▶ _Problem description_: From the listing below, return each line that includes "rows".

________________________________________

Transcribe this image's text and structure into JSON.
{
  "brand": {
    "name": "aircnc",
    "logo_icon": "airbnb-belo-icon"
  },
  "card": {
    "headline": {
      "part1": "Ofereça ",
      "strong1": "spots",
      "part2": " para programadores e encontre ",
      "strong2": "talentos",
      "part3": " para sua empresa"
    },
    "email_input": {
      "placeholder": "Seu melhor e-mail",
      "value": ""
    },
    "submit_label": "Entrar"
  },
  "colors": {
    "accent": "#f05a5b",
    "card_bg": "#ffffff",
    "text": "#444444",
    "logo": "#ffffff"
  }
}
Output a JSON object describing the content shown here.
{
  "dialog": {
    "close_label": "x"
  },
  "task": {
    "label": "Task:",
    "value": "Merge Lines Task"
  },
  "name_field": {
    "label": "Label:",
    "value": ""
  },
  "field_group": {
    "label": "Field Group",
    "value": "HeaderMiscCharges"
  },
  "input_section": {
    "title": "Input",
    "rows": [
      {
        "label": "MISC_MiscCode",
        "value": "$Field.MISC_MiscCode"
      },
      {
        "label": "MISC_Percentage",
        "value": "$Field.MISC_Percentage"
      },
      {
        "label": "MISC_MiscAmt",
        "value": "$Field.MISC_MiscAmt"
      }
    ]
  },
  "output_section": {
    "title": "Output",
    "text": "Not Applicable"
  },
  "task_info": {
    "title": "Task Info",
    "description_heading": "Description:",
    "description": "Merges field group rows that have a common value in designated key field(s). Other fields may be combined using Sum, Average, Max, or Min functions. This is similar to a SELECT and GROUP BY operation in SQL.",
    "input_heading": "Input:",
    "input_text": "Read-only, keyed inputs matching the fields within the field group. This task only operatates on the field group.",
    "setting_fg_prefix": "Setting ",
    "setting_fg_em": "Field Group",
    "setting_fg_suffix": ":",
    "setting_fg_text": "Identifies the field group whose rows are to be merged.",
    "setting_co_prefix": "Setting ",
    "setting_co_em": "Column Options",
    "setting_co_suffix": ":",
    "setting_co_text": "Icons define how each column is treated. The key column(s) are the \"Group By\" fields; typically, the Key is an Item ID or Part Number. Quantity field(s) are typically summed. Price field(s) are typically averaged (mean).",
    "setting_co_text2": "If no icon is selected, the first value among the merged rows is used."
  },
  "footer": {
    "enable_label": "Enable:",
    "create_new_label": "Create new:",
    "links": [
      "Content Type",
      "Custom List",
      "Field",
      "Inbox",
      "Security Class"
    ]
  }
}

________________________________________

▶ _Full answer_:
    "rows": [
    "description": "Merges field group rows that have a common value in designated key field(s). Other fields may be combined using Sum, Average, Max, or Min functions. This is similar to a SELECT and GROUP BY operation in SQL.",
    "setting_fg_text": "Identifies the field group whose rows are to be merged.",
    "setting_co_text2": "If no icon is selected, the first value among the merged rows is used."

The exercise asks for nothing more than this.